INSTRUCTIONS FOR THE TASK: Return the complete listing that follows, with each line reproduced exactly.

--- ENTRIES SHOWN ---

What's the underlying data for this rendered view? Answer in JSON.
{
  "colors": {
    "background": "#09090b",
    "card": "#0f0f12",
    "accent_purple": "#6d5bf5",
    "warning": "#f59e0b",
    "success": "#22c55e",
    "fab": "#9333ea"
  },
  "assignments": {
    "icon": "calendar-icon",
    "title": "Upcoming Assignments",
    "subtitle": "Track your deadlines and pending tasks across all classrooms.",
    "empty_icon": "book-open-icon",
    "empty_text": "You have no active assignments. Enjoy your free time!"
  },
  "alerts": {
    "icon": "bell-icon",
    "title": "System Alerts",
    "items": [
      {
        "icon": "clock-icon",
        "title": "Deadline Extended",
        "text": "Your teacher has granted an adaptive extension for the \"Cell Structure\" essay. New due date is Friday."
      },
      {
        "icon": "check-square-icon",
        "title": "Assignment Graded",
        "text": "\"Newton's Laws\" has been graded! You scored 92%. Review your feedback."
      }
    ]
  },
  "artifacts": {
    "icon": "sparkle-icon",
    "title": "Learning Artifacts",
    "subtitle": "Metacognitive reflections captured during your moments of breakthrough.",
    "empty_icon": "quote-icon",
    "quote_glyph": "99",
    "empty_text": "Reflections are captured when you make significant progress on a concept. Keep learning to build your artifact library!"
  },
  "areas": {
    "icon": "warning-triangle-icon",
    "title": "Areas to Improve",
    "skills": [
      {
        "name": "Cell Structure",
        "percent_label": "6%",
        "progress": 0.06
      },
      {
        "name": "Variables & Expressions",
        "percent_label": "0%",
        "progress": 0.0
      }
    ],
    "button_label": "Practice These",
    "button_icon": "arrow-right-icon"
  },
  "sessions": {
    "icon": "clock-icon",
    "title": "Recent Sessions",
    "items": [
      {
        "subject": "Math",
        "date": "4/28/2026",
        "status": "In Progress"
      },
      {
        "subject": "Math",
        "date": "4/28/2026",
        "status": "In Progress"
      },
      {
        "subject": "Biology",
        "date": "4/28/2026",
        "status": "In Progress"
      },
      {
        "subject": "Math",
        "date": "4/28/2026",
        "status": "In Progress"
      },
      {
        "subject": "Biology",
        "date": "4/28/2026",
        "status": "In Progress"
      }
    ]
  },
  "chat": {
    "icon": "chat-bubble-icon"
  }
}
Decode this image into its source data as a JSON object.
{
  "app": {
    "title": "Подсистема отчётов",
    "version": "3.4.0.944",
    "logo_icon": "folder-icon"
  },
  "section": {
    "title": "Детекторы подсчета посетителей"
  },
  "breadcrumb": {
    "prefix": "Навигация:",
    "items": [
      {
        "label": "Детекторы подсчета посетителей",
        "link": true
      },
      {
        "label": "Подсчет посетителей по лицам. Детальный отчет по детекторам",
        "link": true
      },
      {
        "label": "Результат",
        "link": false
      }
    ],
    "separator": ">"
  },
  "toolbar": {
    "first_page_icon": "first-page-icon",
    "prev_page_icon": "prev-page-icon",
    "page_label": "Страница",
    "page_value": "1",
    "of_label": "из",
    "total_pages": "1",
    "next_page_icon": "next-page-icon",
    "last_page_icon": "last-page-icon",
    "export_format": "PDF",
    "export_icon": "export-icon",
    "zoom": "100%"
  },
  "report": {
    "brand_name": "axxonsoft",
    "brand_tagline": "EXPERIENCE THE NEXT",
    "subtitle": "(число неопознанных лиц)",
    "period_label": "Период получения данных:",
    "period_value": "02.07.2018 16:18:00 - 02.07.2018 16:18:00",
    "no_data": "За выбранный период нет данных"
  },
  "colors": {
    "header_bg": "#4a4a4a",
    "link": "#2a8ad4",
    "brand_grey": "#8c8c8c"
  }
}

---

RIGHT ANSWER:
What's the underlying data for this rendered view? Answer in JSON.
{
  "colors": {
    "background": "#09090b",
    "card": "#0f0f12",
    "accent_purple": "#6d5bf5",
    "warning": "#f59e0b",
    "success": "#22c55e",
    "fab": "#9333ea"
  },
  "assignments": {
    "icon": "calendar-icon",
    "title": "Upcoming Assignments",
    "subtitle": "Track your deadlines and pending tasks across all classrooms.",
    "empty_icon": "book-open-icon",
    "empty_text": "You have no active assignments. Enjoy your free time!"
  },
  "alerts": {
    "icon": "bell-icon",
    "title": "System Alerts",
    "items": [
      {
        "icon": "clock-icon",
        "title": "Deadline Extended",
        "text": "Your teacher has granted an adaptive extension for the \"Cell Structure\" essay. New due date is Friday."
      },
      {
        "icon": "check-square-icon",
        "title": "Assignment Graded",
        "text": "\"Newton's Laws\" has been graded! You scored 92%. Review your feedback."
      }
    ]
  },
  "artifacts": {
    "icon": "sparkle-icon",
    "title": "Learning Artifacts",
    "subtitle": "Metacognitive reflections captured during your moments of breakthrough.",
    "empty_icon": "quote-icon",
    "quote_glyph": "99",
    "empty_text": "Reflections are captured when you make significant progress on a concept. Keep learning to build your artifact library!"
  },
  "areas": {
    "icon": "warning-triangle-icon",
    "title": "Areas to Improve",
    "skills": [
      {
        "name": "Cell Structure",
        "percent_label": "6%",
        "progress": 0.06
      },
      {
        "name": "Variables & Expressions",
        "percent_label": "0%",
        "progress": 0.0
      }
    ],
    "button_label": "Practice These",
    "button_icon": "arrow-right-icon"
  },
  "sessions": {
    "icon": "clock-icon",
    "title": "Recent Sessions",
    "items": [
      {
        "subject": "Math",
        "date": "4/28/2026",
        "status": "In Progress"
      },
      {
        "subject": "Math",
        "date": "4/28/2026",
        "status": "In Progress"
      },
      {
        "subject": "Biology",
        "date": "4/28/2026",
        "status": "In Progress"
      },
      {
        "subject": "Math",
        "date": "4/28/2026",
        "status": "In Progress"
      },
      {
        "subject": "Biology",
        "date": "4/28/2026",
        "status": "In Progress"
      }
    ]
  },
  "chat": {
    "icon": "chat-bubble-icon"
  }
}
Decode this image into its source data as a JSON object.
{
  "app": {
    "title": "Подсистема отчётов",
    "version": "3.4.0.944",
    "logo_icon": "folder-icon"
  },
  "section": {
    "title": "Детекторы подсчета посетителей"
  },
  "breadcrumb": {
    "prefix": "Навигация:",
    "items": [
      {
        "label": "Детекторы подсчета посетителей",
        "link": true
      },
      {
        "label": "Подсчет посетителей по лицам. Детальный отчет по детекторам",
        "link": true
      },
      {
        "label": "Результат",
        "link": false
      }
    ],
    "separator": ">"
  },
  "toolbar": {
    "first_page_icon": "first-page-icon",
    "prev_page_icon": "prev-page-icon",
    "page_label": "Страница",
    "page_value": "1",
    "of_label": "из",
    "total_pages": "1",
    "next_page_icon": "next-page-icon",
    "last_page_icon": "last-page-icon",
    "export_format": "PDF",
    "export_icon": "export-icon",
    "zoom": "100%"
  },
  "report": {
    "brand_name": "axxonsoft",
    "brand_tagline": "EXPERIENCE THE NEXT",
    "subtitle": "(число неопознанных лиц)",
    "period_label": "Период получения данных:",
    "period_value": "02.07.2018 16:18:00 - 02.07.2018 16:18:00",
    "no_data": "За выбранный период нет данных"
  },
  "colors": {
    "header_bg": "#4a4a4a",
    "link": "#2a8ad4",
    "brand_grey": "#8c8c8c"
  }
}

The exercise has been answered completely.